**Challenge**. Gather up all lines that carry the word "name".

■ ■ ■ ■ ■

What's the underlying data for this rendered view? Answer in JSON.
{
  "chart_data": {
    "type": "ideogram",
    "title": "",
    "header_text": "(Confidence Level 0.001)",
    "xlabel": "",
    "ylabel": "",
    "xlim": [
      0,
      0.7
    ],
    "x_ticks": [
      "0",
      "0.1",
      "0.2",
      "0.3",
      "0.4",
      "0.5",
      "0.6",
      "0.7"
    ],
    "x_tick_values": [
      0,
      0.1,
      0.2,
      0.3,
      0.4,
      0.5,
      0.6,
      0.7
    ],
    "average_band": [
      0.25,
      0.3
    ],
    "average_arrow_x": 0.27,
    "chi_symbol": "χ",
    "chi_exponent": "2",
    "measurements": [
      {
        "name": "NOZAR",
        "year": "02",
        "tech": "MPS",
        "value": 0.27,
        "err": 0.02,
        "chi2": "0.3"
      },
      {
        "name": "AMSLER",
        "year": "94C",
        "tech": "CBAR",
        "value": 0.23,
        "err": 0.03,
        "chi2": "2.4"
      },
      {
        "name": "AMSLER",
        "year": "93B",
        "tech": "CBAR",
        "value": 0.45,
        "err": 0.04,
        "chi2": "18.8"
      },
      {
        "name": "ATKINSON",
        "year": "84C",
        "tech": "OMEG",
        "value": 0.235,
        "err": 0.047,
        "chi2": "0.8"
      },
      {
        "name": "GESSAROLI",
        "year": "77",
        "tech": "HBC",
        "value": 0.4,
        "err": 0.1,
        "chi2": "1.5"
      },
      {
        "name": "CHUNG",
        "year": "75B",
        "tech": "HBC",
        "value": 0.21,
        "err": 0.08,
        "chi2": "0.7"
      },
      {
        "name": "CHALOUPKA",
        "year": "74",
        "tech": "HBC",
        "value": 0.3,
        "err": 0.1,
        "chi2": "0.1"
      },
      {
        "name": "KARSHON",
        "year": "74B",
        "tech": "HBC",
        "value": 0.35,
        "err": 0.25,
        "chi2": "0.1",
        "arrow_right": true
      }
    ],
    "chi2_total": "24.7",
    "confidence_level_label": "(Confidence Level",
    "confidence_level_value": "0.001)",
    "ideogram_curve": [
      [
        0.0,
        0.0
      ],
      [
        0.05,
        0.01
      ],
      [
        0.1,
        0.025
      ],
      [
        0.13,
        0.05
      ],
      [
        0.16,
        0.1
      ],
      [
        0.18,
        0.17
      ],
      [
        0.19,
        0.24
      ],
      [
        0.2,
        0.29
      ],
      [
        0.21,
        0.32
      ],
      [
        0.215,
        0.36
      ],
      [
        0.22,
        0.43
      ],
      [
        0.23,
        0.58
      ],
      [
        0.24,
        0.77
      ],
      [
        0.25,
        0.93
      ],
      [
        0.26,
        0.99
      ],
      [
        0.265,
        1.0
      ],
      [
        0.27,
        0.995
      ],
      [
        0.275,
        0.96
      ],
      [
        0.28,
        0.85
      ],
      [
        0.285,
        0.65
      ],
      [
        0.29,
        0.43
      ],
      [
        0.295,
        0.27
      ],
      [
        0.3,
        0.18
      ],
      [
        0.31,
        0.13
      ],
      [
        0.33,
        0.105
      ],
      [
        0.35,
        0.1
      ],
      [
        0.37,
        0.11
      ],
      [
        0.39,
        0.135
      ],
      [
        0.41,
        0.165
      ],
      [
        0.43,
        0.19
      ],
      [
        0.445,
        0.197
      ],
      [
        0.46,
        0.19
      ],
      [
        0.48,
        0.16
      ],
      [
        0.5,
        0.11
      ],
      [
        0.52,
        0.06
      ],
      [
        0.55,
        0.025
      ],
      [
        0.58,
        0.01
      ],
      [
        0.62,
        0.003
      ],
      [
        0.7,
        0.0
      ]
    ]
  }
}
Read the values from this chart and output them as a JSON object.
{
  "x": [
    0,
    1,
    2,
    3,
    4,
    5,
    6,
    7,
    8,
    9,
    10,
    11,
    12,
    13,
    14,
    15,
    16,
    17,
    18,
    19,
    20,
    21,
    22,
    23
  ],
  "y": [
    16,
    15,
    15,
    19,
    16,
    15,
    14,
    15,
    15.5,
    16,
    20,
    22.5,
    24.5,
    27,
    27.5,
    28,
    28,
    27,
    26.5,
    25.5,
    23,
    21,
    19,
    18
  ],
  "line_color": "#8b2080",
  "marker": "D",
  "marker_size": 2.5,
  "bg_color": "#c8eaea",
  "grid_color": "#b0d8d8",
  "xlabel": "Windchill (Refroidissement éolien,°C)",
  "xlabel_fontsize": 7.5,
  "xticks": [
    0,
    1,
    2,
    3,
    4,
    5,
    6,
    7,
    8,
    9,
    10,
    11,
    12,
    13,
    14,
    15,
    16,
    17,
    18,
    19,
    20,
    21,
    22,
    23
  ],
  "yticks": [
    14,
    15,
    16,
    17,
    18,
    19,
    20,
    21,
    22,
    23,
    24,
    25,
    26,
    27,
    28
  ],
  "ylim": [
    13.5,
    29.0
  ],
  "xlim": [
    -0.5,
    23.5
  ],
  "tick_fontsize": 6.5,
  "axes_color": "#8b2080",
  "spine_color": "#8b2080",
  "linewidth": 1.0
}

■ ■ ■ ■ ■

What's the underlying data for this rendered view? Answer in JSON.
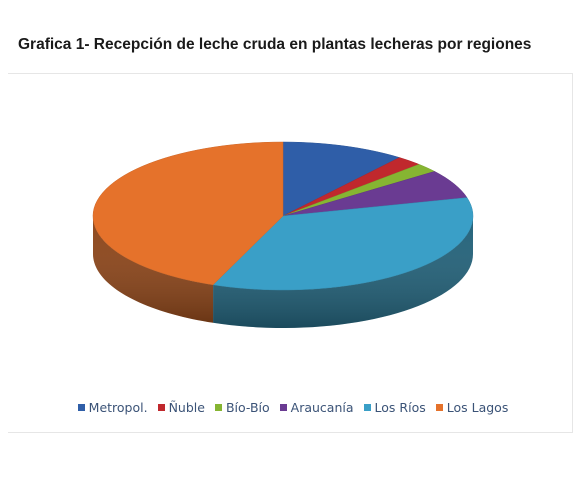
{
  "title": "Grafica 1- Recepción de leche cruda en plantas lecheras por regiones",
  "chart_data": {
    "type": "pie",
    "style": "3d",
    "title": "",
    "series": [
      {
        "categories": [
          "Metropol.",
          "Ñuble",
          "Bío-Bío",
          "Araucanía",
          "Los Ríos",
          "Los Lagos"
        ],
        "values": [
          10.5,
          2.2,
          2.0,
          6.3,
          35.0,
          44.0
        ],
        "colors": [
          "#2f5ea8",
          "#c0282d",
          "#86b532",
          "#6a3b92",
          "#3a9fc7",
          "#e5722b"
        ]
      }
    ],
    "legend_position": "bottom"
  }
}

■ ■ ■ ■ ■

**Answer to the exercise**.
        "name": "NOZAR",
        "name": "AMSLER",
        "name": "AMSLER",
        "name": "ATKINSON",
        "name": "GESSAROLI",
        "name": "CHUNG",
        "name": "CHALOUPKA",
        "name": "KARSHON",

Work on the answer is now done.